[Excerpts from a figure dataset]
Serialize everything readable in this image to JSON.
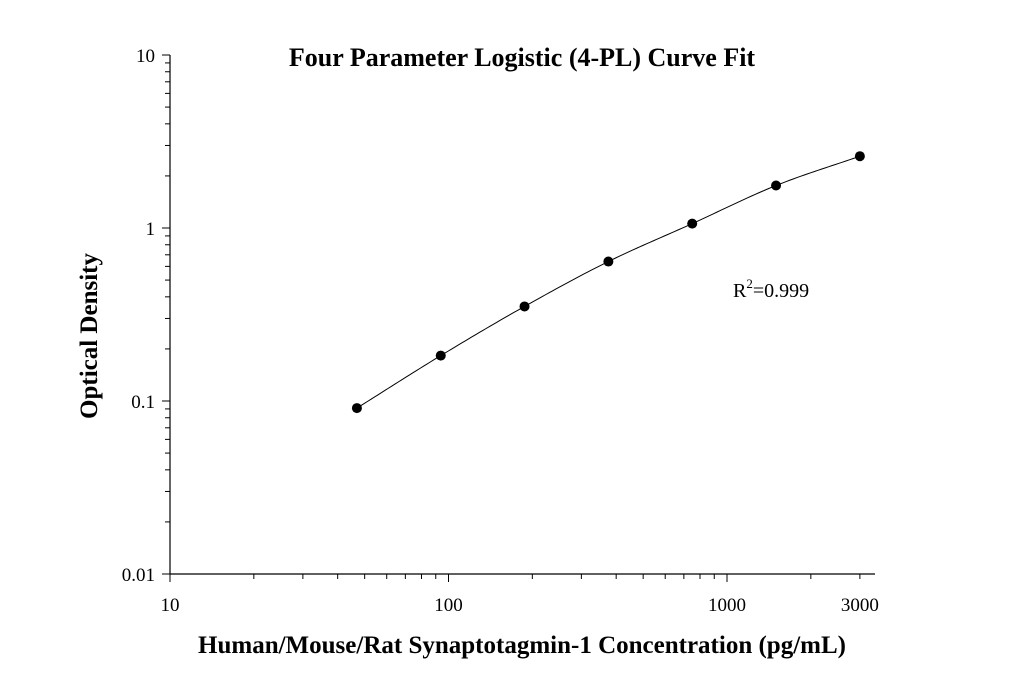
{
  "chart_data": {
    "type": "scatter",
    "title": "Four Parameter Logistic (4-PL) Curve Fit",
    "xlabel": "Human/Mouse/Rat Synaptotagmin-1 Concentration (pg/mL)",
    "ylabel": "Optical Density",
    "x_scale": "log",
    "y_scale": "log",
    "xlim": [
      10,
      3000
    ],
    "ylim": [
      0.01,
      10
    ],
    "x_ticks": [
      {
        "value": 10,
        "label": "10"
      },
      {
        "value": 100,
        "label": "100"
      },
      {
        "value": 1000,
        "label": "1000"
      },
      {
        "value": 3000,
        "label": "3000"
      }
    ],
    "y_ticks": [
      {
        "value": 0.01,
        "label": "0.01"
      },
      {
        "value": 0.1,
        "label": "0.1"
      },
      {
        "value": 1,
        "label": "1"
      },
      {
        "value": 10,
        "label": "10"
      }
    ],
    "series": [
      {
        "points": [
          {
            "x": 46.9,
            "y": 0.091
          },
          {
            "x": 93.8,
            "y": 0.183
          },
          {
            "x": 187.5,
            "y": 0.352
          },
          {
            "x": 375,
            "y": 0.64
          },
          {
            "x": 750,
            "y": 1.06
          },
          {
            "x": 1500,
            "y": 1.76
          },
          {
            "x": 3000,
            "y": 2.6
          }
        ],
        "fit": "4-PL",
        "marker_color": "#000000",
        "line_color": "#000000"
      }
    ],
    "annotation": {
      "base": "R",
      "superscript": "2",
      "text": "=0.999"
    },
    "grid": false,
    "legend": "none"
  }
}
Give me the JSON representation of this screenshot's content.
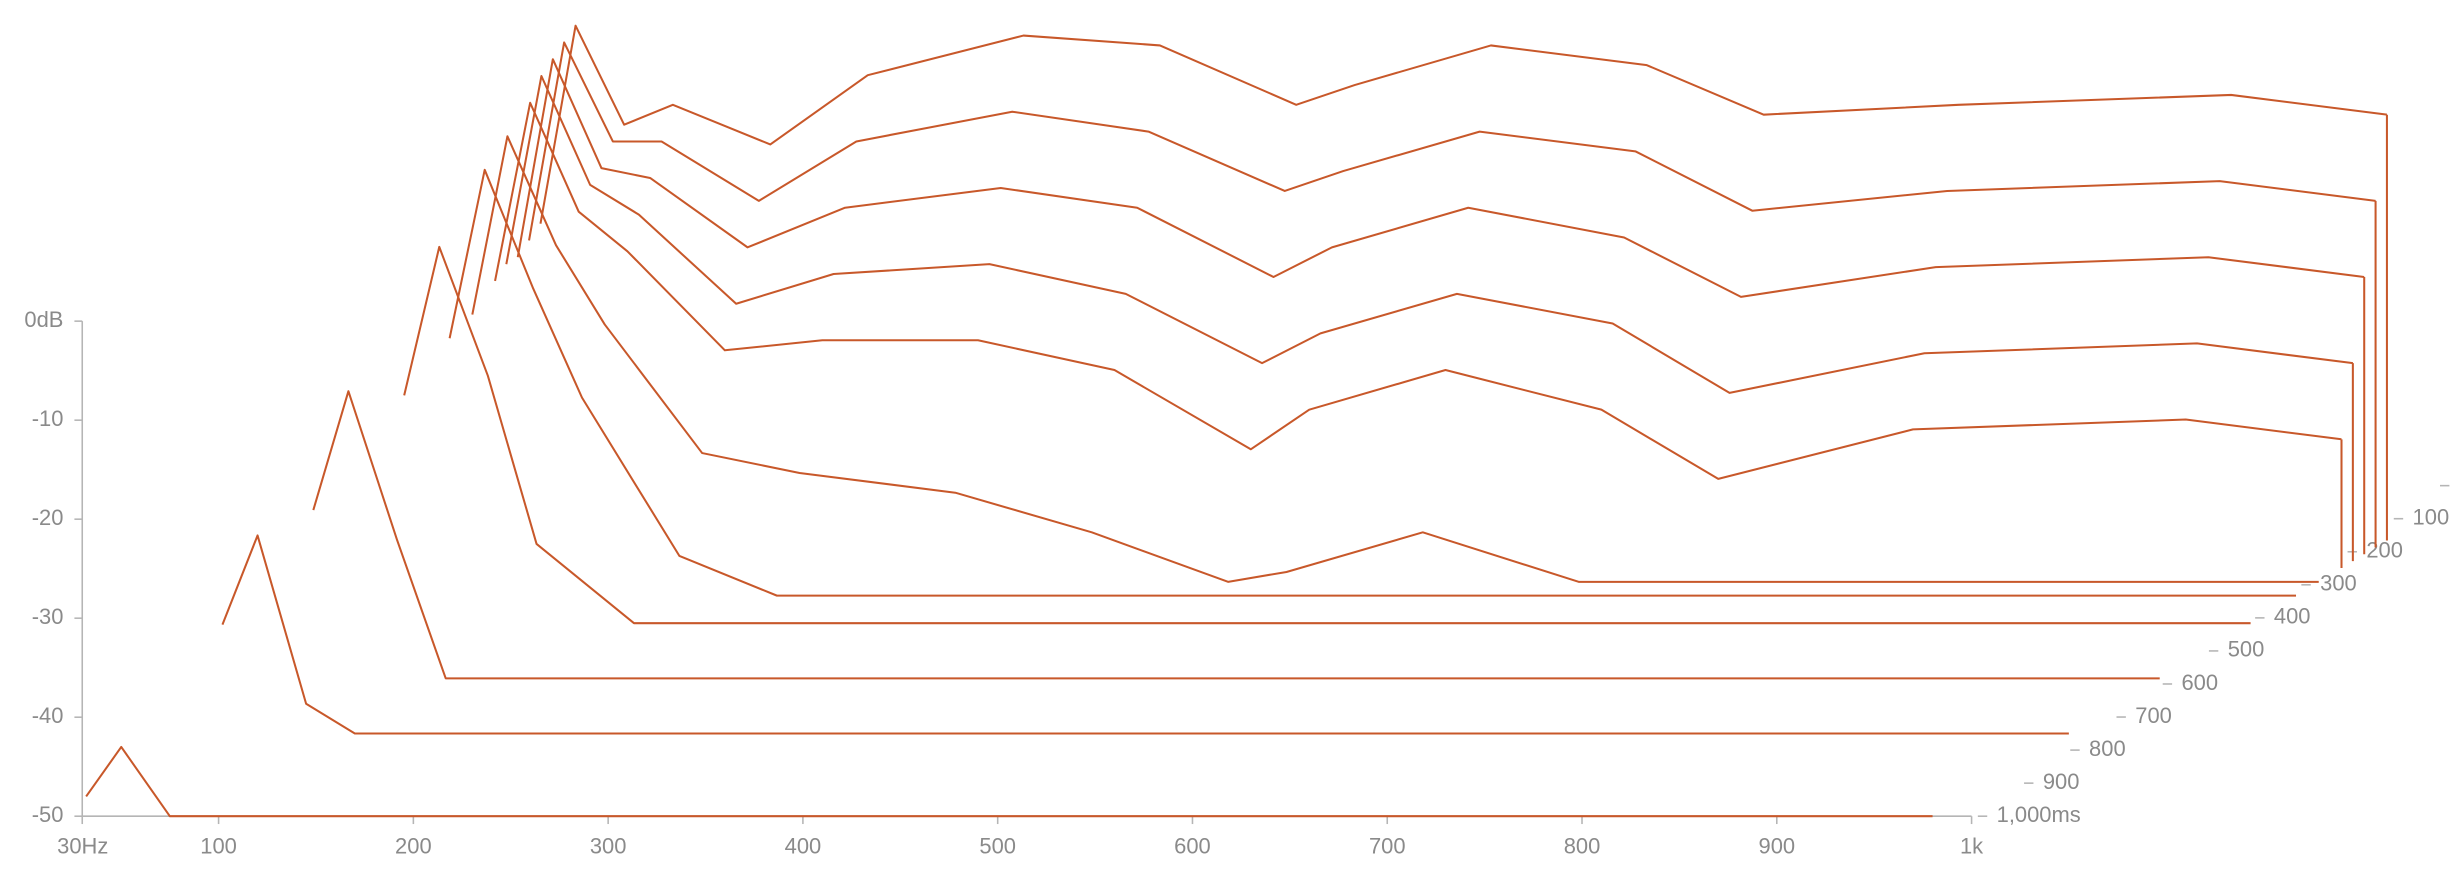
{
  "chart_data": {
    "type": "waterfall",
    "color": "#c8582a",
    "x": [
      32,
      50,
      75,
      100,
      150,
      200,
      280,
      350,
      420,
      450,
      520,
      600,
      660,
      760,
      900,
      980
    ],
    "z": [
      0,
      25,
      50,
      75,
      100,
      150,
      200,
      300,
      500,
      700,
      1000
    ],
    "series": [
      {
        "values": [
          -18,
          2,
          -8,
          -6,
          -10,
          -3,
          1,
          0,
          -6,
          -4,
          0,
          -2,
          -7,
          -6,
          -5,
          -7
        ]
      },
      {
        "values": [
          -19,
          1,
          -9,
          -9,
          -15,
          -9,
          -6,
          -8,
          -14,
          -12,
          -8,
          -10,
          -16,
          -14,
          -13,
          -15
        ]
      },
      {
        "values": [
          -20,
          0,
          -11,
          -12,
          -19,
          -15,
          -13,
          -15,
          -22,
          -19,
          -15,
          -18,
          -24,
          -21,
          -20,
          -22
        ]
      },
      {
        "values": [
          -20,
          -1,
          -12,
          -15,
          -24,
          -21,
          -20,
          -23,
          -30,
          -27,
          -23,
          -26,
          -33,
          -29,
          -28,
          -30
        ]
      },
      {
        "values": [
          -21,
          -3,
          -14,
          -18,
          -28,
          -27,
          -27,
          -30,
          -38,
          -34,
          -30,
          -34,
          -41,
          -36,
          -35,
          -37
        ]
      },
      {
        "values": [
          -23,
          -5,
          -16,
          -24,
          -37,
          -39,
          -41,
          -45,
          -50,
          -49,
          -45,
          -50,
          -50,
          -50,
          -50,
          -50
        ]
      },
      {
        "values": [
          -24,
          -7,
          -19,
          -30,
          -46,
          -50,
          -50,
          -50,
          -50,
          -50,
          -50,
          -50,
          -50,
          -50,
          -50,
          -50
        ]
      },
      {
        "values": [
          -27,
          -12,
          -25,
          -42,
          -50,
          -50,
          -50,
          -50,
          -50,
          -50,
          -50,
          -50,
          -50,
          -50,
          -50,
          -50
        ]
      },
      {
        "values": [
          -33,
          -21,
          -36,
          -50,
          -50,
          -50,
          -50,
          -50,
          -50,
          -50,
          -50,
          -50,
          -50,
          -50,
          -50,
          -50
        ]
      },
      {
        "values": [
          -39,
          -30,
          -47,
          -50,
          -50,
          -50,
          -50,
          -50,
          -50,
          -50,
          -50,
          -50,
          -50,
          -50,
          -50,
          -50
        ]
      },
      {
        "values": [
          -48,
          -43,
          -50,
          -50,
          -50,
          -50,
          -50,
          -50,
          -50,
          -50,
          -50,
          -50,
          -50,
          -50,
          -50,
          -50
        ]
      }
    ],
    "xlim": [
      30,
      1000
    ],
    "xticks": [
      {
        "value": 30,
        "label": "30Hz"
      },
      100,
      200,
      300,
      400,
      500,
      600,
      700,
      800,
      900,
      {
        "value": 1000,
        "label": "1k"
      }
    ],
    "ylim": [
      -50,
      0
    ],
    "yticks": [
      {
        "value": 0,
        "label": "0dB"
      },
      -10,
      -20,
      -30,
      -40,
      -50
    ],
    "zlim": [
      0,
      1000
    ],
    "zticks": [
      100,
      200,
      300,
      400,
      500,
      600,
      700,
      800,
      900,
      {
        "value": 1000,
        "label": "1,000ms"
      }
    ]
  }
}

=== Exercise description ===
Pick out all lines containing the string "JSON".

=== Solution to this problem ===
Serialize everything readable in this image to JSON.
Give me the JSON representation of this screenshot's content.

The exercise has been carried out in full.